* Exercise *
Produce the listing below again, exactly as shown.

*** Block opens ***

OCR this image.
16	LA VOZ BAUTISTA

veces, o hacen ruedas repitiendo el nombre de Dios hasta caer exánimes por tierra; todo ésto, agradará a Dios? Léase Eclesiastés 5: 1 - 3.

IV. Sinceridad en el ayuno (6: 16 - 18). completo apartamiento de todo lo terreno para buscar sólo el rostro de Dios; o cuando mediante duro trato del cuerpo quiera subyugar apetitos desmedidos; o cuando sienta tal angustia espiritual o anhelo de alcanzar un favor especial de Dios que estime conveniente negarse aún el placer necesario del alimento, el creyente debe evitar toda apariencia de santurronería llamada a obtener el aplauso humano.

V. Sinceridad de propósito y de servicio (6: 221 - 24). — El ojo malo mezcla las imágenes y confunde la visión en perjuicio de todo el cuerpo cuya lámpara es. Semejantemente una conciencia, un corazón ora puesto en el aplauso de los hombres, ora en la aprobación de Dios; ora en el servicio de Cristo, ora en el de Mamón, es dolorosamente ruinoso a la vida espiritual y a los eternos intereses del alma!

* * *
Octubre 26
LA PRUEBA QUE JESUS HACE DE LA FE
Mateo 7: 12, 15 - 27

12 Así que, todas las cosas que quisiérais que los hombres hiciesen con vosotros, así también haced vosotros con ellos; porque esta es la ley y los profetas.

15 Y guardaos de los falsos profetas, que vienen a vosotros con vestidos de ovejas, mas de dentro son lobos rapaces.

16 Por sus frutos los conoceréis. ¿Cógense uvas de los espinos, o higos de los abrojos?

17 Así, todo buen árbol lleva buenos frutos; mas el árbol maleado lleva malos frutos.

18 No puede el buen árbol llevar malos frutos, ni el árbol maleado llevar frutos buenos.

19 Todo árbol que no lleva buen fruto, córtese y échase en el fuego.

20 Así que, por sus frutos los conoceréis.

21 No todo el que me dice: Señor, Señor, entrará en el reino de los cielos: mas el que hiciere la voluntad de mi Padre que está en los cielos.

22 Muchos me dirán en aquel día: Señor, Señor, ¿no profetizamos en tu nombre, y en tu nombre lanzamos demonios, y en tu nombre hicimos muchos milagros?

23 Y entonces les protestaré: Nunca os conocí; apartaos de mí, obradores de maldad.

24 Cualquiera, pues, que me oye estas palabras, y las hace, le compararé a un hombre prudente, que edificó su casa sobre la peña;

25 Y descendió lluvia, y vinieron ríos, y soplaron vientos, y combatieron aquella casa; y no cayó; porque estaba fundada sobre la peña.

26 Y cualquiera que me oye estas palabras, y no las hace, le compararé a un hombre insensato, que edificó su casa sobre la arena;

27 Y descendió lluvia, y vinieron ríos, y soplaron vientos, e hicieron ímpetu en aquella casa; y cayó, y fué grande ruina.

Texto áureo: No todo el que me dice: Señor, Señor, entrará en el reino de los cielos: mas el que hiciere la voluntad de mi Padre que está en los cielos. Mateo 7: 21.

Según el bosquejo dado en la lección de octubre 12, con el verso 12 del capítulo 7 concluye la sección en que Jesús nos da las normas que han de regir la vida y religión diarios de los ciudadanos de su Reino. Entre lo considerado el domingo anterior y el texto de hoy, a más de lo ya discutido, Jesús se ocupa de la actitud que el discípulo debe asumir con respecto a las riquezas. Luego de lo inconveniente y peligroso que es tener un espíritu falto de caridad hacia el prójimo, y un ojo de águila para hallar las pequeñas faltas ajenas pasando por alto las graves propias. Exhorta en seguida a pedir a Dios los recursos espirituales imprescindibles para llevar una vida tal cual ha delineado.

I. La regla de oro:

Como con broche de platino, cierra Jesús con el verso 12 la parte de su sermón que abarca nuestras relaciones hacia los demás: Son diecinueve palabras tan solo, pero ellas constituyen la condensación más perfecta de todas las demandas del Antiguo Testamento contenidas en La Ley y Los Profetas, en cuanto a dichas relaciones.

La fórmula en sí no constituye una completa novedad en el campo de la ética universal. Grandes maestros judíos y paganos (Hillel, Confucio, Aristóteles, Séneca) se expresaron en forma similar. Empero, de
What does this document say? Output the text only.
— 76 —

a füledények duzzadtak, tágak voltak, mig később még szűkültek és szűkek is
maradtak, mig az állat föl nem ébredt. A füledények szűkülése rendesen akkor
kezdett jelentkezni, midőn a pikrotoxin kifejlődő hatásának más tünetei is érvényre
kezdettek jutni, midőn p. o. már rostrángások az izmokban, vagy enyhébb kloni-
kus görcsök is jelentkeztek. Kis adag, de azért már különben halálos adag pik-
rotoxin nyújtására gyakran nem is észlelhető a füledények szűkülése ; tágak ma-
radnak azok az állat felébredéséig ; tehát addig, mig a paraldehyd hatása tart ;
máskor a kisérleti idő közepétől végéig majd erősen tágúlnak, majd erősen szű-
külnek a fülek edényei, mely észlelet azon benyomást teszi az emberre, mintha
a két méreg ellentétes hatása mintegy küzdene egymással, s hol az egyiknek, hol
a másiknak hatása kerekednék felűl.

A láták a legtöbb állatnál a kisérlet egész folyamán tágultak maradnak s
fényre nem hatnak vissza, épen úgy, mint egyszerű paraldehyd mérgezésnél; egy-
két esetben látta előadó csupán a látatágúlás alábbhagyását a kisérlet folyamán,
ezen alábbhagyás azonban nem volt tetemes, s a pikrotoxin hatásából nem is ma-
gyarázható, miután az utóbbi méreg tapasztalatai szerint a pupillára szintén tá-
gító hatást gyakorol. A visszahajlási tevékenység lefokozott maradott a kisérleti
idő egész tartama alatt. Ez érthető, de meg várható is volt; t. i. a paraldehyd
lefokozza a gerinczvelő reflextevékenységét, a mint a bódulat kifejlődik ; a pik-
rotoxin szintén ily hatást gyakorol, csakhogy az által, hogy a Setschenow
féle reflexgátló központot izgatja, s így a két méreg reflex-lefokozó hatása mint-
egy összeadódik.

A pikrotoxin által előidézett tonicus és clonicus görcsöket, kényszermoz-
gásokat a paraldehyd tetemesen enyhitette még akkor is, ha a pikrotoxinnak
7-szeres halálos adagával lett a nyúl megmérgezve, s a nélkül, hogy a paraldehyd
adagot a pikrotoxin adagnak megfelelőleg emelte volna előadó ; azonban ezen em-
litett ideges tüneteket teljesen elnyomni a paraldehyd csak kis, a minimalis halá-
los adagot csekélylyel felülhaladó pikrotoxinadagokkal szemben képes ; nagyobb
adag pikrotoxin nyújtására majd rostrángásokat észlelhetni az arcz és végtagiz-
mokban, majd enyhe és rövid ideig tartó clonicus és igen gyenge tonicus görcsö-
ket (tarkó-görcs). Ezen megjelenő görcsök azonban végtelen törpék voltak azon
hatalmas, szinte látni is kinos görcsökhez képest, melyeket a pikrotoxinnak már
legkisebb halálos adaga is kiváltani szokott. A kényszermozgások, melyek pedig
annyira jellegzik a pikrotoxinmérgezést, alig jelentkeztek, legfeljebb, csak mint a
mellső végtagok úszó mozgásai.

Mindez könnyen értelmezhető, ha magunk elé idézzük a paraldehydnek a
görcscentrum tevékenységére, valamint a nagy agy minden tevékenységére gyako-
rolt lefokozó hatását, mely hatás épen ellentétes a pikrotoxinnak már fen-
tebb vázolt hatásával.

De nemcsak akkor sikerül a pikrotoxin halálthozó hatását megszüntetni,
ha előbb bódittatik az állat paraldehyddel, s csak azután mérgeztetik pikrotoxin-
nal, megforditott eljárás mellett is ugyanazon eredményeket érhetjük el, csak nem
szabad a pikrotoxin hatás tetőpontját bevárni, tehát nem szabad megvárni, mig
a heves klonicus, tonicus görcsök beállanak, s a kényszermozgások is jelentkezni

*** Block closes ***

* Result of the exercise *
OCR this image.
16	LA VOZ BAUTISTA

veces, o hacen ruedas repitiendo el nombre de Dios hasta caer exánimes por tierra; todo ésto, agradará a Dios? Léase Eclesiastés 5: 1 - 3.

IV. Sinceridad en el ayuno (6: 16 - 18). completo apartamiento de todo lo terreno para buscar sólo el rostro de Dios; o cuando mediante duro trato del cuerpo quiera subyugar apetitos desmedidos; o cuando sienta tal angustia espiritual o anhelo de alcanzar un favor especial de Dios que estime conveniente negarse aún el placer necesario del alimento, el creyente debe evitar toda apariencia de santurronería llamada a obtener el aplauso humano.

V. Sinceridad de propósito y de servicio (6: 221 - 24). — El ojo malo mezcla las imágenes y confunde la visión en perjuicio de todo el cuerpo cuya lámpara es. Semejantemente una conciencia, un corazón ora puesto en el aplauso de los hombres, ora en la aprobación de Dios; ora en el servicio de Cristo, ora en el de Mamón, es dolorosamente ruinoso a la vida espiritual y a los eternos intereses del alma!

* * *
Octubre 26
LA PRUEBA QUE JESUS HACE DE LA FE
Mateo 7: 12, 15 - 27

12 Así que, todas las cosas que quisiérais que los hombres hiciesen con vosotros, así también haced vosotros con ellos; porque esta es la ley y los profetas.

15 Y guardaos de los falsos profetas, que vienen a vosotros con vestidos de ovejas, mas de dentro son lobos rapaces.

16 Por sus frutos los conoceréis. ¿Cógense uvas de los espinos, o higos de los abrojos?

17 Así, todo buen árbol lleva buenos frutos; mas el árbol maleado lleva malos frutos.

18 No puede el buen árbol llevar malos frutos, ni el árbol maleado llevar frutos buenos.

19 Todo árbol que no lleva buen fruto, córtese y échase en el fuego.

20 Así que, por sus frutos los conoceréis.

21 No todo el que me dice: Señor, Señor, entrará en el reino de los cielos: mas el que hiciere la voluntad de mi Padre que está en los cielos.

22 Muchos me dirán en aquel día: Señor, Señor, ¿no profetizamos en tu nombre, y en tu nombre lanzamos demonios, y en tu nombre hicimos muchos milagros?

23 Y entonces les protestaré: Nunca os conocí; apartaos de mí, obradores de maldad.

24 Cualquiera, pues, que me oye estas palabras, y las hace, le compararé a un hombre prudente, que edificó su casa sobre la peña;

25 Y descendió lluvia, y vinieron ríos, y soplaron vientos, y combatieron aquella casa; y no cayó; porque estaba fundada sobre la peña.

26 Y cualquiera que me oye estas palabras, y no las hace, le compararé a un hombre insensato, que edificó su casa sobre la arena;

27 Y descendió lluvia, y vinieron ríos, y soplaron vientos, e hicieron ímpetu en aquella casa; y cayó, y fué grande ruina.

Texto áureo: No todo el que me dice: Señor, Señor, entrará en el reino de los cielos: mas el que hiciere la voluntad de mi Padre que está en los cielos. Mateo 7: 21.

Según el bosquejo dado en la lección de octubre 12, con el verso 12 del capítulo 7 concluye la sección en que Jesús nos da las normas que han de regir la vida y religión diarios de los ciudadanos de su Reino. Entre lo considerado el domingo anterior y el texto de hoy, a más de lo ya discutido, Jesús se ocupa de la actitud que el discípulo debe asumir con respecto a las riquezas. Luego de lo inconveniente y peligroso que es tener un espíritu falto de caridad hacia el prójimo, y un ojo de águila para hallar las pequeñas faltas ajenas pasando por alto las graves propias. Exhorta en seguida a pedir a Dios los recursos espirituales imprescindibles para llevar una vida tal cual ha delineado.

I. La regla de oro:

Como con broche de platino, cierra Jesús con el verso 12 la parte de su sermón que abarca nuestras relaciones hacia los demás: Son diecinueve palabras tan solo, pero ellas constituyen la condensación más perfecta de todas las demandas del Antiguo Testamento contenidas en La Ley y Los Profetas, en cuanto a dichas relaciones.

La fórmula en sí no constituye una completa novedad en el campo de la ética universal. Grandes maestros judíos y paganos (Hillel, Confucio, Aristóteles, Séneca) se expresaron en forma similar. Empero, de
What does this document say? Output the text only.
— 76 —

a füledények duzzadtak, tágak voltak, mig később még szűkültek és szűkek is
maradtak, mig az állat föl nem ébredt. A füledények szűkülése rendesen akkor
kezdett jelentkezni, midőn a pikrotoxin kifejlődő hatásának más tünetei is érvényre
kezdettek jutni, midőn p. o. már rostrángások az izmokban, vagy enyhébb kloni-
kus görcsök is jelentkeztek. Kis adag, de azért már különben halálos adag pik-
rotoxin nyújtására gyakran nem is észlelhető a füledények szűkülése ; tágak ma-
radnak azok az állat felébredéséig ; tehát addig, mig a paraldehyd hatása tart ;
máskor a kisérleti idő közepétől végéig majd erősen tágúlnak, majd erősen szű-
külnek a fülek edényei, mely észlelet azon benyomást teszi az emberre, mintha
a két méreg ellentétes hatása mintegy küzdene egymással, s hol az egyiknek, hol
a másiknak hatása kerekednék felűl.

A láták a legtöbb állatnál a kisérlet egész folyamán tágultak maradnak s
fényre nem hatnak vissza, épen úgy, mint egyszerű paraldehyd mérgezésnél; egy-
két esetben látta előadó csupán a látatágúlás alábbhagyását a kisérlet folyamán,
ezen alábbhagyás azonban nem volt tetemes, s a pikrotoxin hatásából nem is ma-
gyarázható, miután az utóbbi méreg tapasztalatai szerint a pupillára szintén tá-
gító hatást gyakorol. A visszahajlási tevékenység lefokozott maradott a kisérleti
idő egész tartama alatt. Ez érthető, de meg várható is volt; t. i. a paraldehyd
lefokozza a gerinczvelő reflextevékenységét, a mint a bódulat kifejlődik ; a pik-
rotoxin szintén ily hatást gyakorol, csakhogy az által, hogy a Setschenow
féle reflexgátló központot izgatja, s így a két méreg reflex-lefokozó hatása mint-
egy összeadódik.

A pikrotoxin által előidézett tonicus és clonicus görcsöket, kényszermoz-
gásokat a paraldehyd tetemesen enyhitette még akkor is, ha a pikrotoxinnak
7-szeres halálos adagával lett a nyúl megmérgezve, s a nélkül, hogy a paraldehyd
adagot a pikrotoxin adagnak megfelelőleg emelte volna előadó ; azonban ezen em-
litett ideges tüneteket teljesen elnyomni a paraldehyd csak kis, a minimalis halá-
los adagot csekélylyel felülhaladó pikrotoxinadagokkal szemben képes ; nagyobb
adag pikrotoxin nyújtására majd rostrángásokat észlelhetni az arcz és végtagiz-
mokban, majd enyhe és rövid ideig tartó clonicus és igen gyenge tonicus görcsö-
ket (tarkó-görcs). Ezen megjelenő görcsök azonban végtelen törpék voltak azon
hatalmas, szinte látni is kinos görcsökhez képest, melyeket a pikrotoxinnak már
legkisebb halálos adaga is kiváltani szokott. A kényszermozgások, melyek pedig
annyira jellegzik a pikrotoxinmérgezést, alig jelentkeztek, legfeljebb, csak mint a
mellső végtagok úszó mozgásai.

Mindez könnyen értelmezhető, ha magunk elé idézzük a paraldehydnek a
görcscentrum tevékenységére, valamint a nagy agy minden tevékenységére gyako-
rolt lefokozó hatását, mely hatás épen ellentétes a pikrotoxinnak már fen-
tebb vázolt hatásával.

De nemcsak akkor sikerül a pikrotoxin halálthozó hatását megszüntetni,
ha előbb bódittatik az állat paraldehyddel, s csak azután mérgeztetik pikrotoxin-
nal, megforditott eljárás mellett is ugyanazon eredményeket érhetjük el, csak nem
szabad a pikrotoxin hatás tetőpontját bevárni, tehát nem szabad megvárni, mig
a heves klonicus, tonicus görcsök beállanak, s a kényszermozgások is jelentkezni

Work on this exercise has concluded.